:: DATASET ROWS

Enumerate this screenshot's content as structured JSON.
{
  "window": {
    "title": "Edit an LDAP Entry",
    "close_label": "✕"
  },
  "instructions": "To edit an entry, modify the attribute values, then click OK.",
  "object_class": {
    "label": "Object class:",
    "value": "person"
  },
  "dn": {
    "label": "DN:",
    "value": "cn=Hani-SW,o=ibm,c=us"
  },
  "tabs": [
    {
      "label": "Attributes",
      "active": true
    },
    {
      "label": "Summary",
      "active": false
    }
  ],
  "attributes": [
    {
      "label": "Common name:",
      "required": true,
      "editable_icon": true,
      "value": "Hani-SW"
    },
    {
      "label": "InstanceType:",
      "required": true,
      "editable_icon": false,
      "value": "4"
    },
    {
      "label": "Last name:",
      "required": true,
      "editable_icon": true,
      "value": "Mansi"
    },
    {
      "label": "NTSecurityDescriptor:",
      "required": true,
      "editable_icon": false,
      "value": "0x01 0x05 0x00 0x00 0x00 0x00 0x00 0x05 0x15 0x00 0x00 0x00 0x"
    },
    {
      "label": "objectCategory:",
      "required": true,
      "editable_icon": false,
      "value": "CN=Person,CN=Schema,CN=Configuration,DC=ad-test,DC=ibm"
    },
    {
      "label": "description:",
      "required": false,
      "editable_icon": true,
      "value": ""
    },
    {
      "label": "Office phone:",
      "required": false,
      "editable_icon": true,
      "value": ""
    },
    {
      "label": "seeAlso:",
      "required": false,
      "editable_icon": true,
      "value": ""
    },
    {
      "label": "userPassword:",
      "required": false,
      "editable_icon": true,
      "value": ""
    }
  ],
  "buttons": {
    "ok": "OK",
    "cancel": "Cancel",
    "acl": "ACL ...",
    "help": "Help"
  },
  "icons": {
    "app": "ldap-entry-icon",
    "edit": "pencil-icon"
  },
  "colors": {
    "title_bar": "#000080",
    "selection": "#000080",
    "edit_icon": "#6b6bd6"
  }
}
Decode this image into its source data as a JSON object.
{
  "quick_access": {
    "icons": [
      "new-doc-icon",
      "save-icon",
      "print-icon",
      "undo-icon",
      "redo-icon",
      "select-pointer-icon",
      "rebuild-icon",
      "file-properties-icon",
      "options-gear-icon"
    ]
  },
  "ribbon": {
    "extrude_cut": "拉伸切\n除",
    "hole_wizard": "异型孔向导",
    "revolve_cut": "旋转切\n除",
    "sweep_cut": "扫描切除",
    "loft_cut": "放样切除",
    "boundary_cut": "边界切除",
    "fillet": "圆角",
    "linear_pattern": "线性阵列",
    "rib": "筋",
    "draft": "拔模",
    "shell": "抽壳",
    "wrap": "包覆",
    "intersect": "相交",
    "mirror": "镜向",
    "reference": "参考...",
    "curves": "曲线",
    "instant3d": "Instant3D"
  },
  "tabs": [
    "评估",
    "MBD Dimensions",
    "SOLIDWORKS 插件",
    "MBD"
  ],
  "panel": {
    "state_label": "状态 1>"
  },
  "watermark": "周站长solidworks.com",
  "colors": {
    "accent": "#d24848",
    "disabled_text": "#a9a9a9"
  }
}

::::

**EXERCISE GOAL**
Without leaving anything out, give the entries again exactly.

**OUTPUT**
Enumerate this screenshot's content as structured JSON.
{
  "window": {
    "title": "Edit an LDAP Entry",
    "close_label": "✕"
  },
  "instructions": "To edit an entry, modify the attribute values, then click OK.",
  "object_class": {
    "label": "Object class:",
    "value": "person"
  },
  "dn": {
    "label": "DN:",
    "value": "cn=Hani-SW,o=ibm,c=us"
  },
  "tabs": [
    {
      "label": "Attributes",
      "active": true
    },
    {
      "label": "Summary",
      "active": false
    }
  ],
  "attributes": [
    {
      "label": "Common name:",
      "required": true,
      "editable_icon": true,
      "value": "Hani-SW"
    },
    {
      "label": "InstanceType:",
      "required": true,
      "editable_icon": false,
      "value": "4"
    },
    {
      "label": "Last name:",
      "required": true,
      "editable_icon": true,
      "value": "Mansi"
    },
    {
      "label": "NTSecurityDescriptor:",
      "required": true,
      "editable_icon": false,
      "value": "0x01 0x05 0x00 0x00 0x00 0x00 0x00 0x05 0x15 0x00 0x00 0x00 0x"
    },
    {
      "label": "objectCategory:",
      "required": true,
      "editable_icon": false,
      "value": "CN=Person,CN=Schema,CN=Configuration,DC=ad-test,DC=ibm"
    },
    {
      "label": "description:",
      "required": false,
      "editable_icon": true,
      "value": ""
    },
    {
      "label": "Office phone:",
      "required": false,
      "editable_icon": true,
      "value": ""
    },
    {
      "label": "seeAlso:",
      "required": false,
      "editable_icon": true,
      "value": ""
    },
    {
      "label": "userPassword:",
      "required": false,
      "editable_icon": true,
      "value": ""
    }
  ],
  "buttons": {
    "ok": "OK",
    "cancel": "Cancel",
    "acl": "ACL ...",
    "help": "Help"
  },
  "icons": {
    "app": "ldap-entry-icon",
    "edit": "pencil-icon"
  },
  "colors": {
    "title_bar": "#000080",
    "selection": "#000080",
    "edit_icon": "#6b6bd6"
  }
}
Decode this image into its source data as a JSON object.
{
  "quick_access": {
    "icons": [
      "new-doc-icon",
      "save-icon",
      "print-icon",
      "undo-icon",
      "redo-icon",
      "select-pointer-icon",
      "rebuild-icon",
      "file-properties-icon",
      "options-gear-icon"
    ]
  },
  "ribbon": {
    "extrude_cut": "拉伸切\n除",
    "hole_wizard": "异型孔向导",
    "revolve_cut": "旋转切\n除",
    "sweep_cut": "扫描切除",
    "loft_cut": "放样切除",
    "boundary_cut": "边界切除",
    "fillet": "圆角",
    "linear_pattern": "线性阵列",
    "rib": "筋",
    "draft": "拔模",
    "shell": "抽壳",
    "wrap": "包覆",
    "intersect": "相交",
    "mirror": "镜向",
    "reference": "参考...",
    "curves": "曲线",
    "instant3d": "Instant3D"
  },
  "tabs": [
    "评估",
    "MBD Dimensions",
    "SOLIDWORKS 插件",
    "MBD"
  ],
  "panel": {
    "state_label": "状态 1>"
  },
  "watermark": "周站长solidworks.com",
  "colors": {
    "accent": "#d24848",
    "disabled_text": "#a9a9a9"
  }
}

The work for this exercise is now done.